-- What the task requires --
Write out the listing below in full and exactly, leaving out every picture.

Data excerpts
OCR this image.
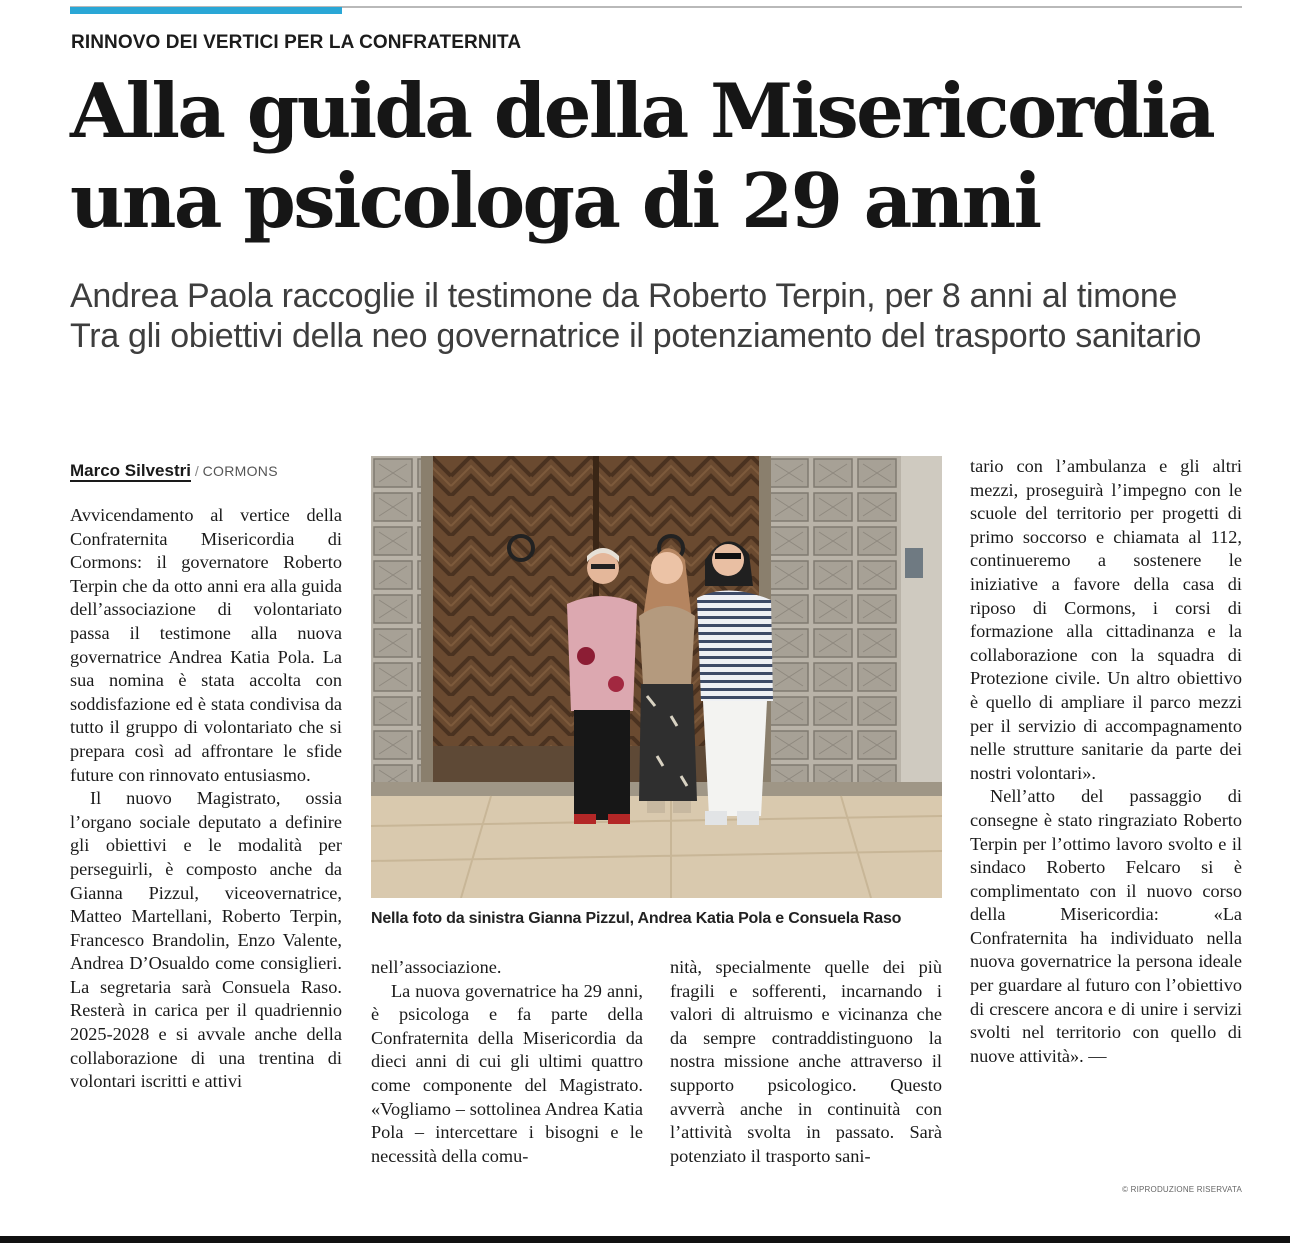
RINNOVO DEI VERTICI PER LA CONFRATERNITA
Alla guida della Misericordia
una psicologa di 29 anni
Andrea Paola raccoglie il testimone da Roberto Terpin, per 8 anni al timone
Tra gli obiettivi della neo governatrice il potenziamento del trasporto sanitario
Marco Silvestri / CORMONS

Avvicendamento al vertice della Confraternita Misericordia di Cormons: il governatore Roberto Terpin che da otto anni era alla guida dell’associazione di volontariato passa il testimone alla nuova governatrice Andrea Katia Pola. La sua nomina è stata accolta con soddisfazione ed è stata condivisa da tutto il gruppo di volontariato che si prepara così ad affrontare le sfide future con rinnovato entusiasmo.

Il nuovo Magistrato, ossia l’organo sociale deputato a definire gli obiettivi e le modalità per perseguirli, è composto anche da Gianna Pizzul, viceovernatrice, Matteo Martellani, Roberto Terpin, Francesco Brandolin, Enzo Valente, Andrea D’Osualdo come consiglieri. La segretaria sarà Consuela Raso. Resterà in carica per il quadriennio 2025-2028 e si avvale anche della collaborazione di una trentina di volontari iscritti e attivi

Nella foto da sinistra Gianna Pizzul, Andrea Katia Pola e Consuela Raso

nell’associazione.

La nuova governatrice ha 29 anni, è psicologa e fa parte della Confraternita della Misericordia da dieci anni di cui gli ultimi quattro come componente del Magistrato. «Vogliamo – sottolinea Andrea Katia Pola – intercettare i bisogni e le necessità della comu-

nità, specialmente quelle dei più fragili e sofferenti, incarnando i valori di altruismo e vicinanza che da sempre contraddistinguono la nostra missione anche attraverso il supporto psicologico. Questo avverrà anche in continuità con l’attività svolta in passato. Sarà potenziato il trasporto sani-

tario con l’ambulanza e gli altri mezzi, proseguirà l’impegno con le scuole del territorio per progetti di primo soccorso e chiamata al 112, continueremo a sostenere le iniziative a favore della casa di riposo di Cormons, i corsi di formazione alla cittadinanza e la collaborazione con la squadra di Protezione civile. Un altro obiettivo è quello di ampliare il parco mezzi per il servizio di accompagnamento nelle strutture sanitarie da parte dei nostri volontari».

Nell’atto del passaggio di consegne è stato ringraziato Roberto Terpin per l’ottimo lavoro svolto e il sindaco Roberto Felcaro si è complimentato con il nuovo corso della Misericordia: «La Confraternita ha individuato nella nuova governatrice la persona ideale per guardare al futuro con l’obiettivo di crescere ancora e di unire i servizi svolti nel territorio con quello di nuove attività». —

© RIPRODUZIONE RISERVATA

-- Exercise response --
OCR this image.
RINNOVO DEI VERTICI PER LA CONFRATERNITA
Alla guida della Misericordia
una psicologa di 29 anni
Andrea Paola raccoglie il testimone da Roberto Terpin, per 8 anni al timone
Tra gli obiettivi della neo governatrice il potenziamento del trasporto sanitario
Marco Silvestri / CORMONS

Avvicendamento al vertice della Confraternita Misericordia di Cormons: il governatore Roberto Terpin che da otto anni era alla guida dell’associazione di volontariato passa il testimone alla nuova governatrice Andrea Katia Pola. La sua nomina è stata accolta con soddisfazione ed è stata condivisa da tutto il gruppo di volontariato che si prepara così ad affrontare le sfide future con rinnovato entusiasmo.

Il nuovo Magistrato, ossia l’organo sociale deputato a definire gli obiettivi e le modalità per perseguirli, è composto anche da Gianna Pizzul, viceovernatrice, Matteo Martellani, Roberto Terpin, Francesco Brandolin, Enzo Valente, Andrea D’Osualdo come consiglieri. La segretaria sarà Consuela Raso. Resterà in carica per il quadriennio 2025-2028 e si avvale anche della collaborazione di una trentina di volontari iscritti e attivi

Nella foto da sinistra Gianna Pizzul, Andrea Katia Pola e Consuela Raso

nell’associazione.

La nuova governatrice ha 29 anni, è psicologa e fa parte della Confraternita della Misericordia da dieci anni di cui gli ultimi quattro come componente del Magistrato. «Vogliamo – sottolinea Andrea Katia Pola – intercettare i bisogni e le necessità della comu-

nità, specialmente quelle dei più fragili e sofferenti, incarnando i valori di altruismo e vicinanza che da sempre contraddistinguono la nostra missione anche attraverso il supporto psicologico. Questo avverrà anche in continuità con l’attività svolta in passato. Sarà potenziato il trasporto sani-

tario con l’ambulanza e gli altri mezzi, proseguirà l’impegno con le scuole del territorio per progetti di primo soccorso e chiamata al 112, continueremo a sostenere le iniziative a favore della casa di riposo di Cormons, i corsi di formazione alla cittadinanza e la collaborazione con la squadra di Protezione civile. Un altro obiettivo è quello di ampliare il parco mezzi per il servizio di accompagnamento nelle strutture sanitarie da parte dei nostri volontari».

Nell’atto del passaggio di consegne è stato ringraziato Roberto Terpin per l’ottimo lavoro svolto e il sindaco Roberto Felcaro si è complimentato con il nuovo corso della Misericordia: «La Confraternita ha individuato nella nuova governatrice la persona ideale per guardare al futuro con l’obiettivo di crescere ancora e di unire i servizi svolti nel territorio con quello di nuove attività». —

© RIPRODUZIONE RISERVATA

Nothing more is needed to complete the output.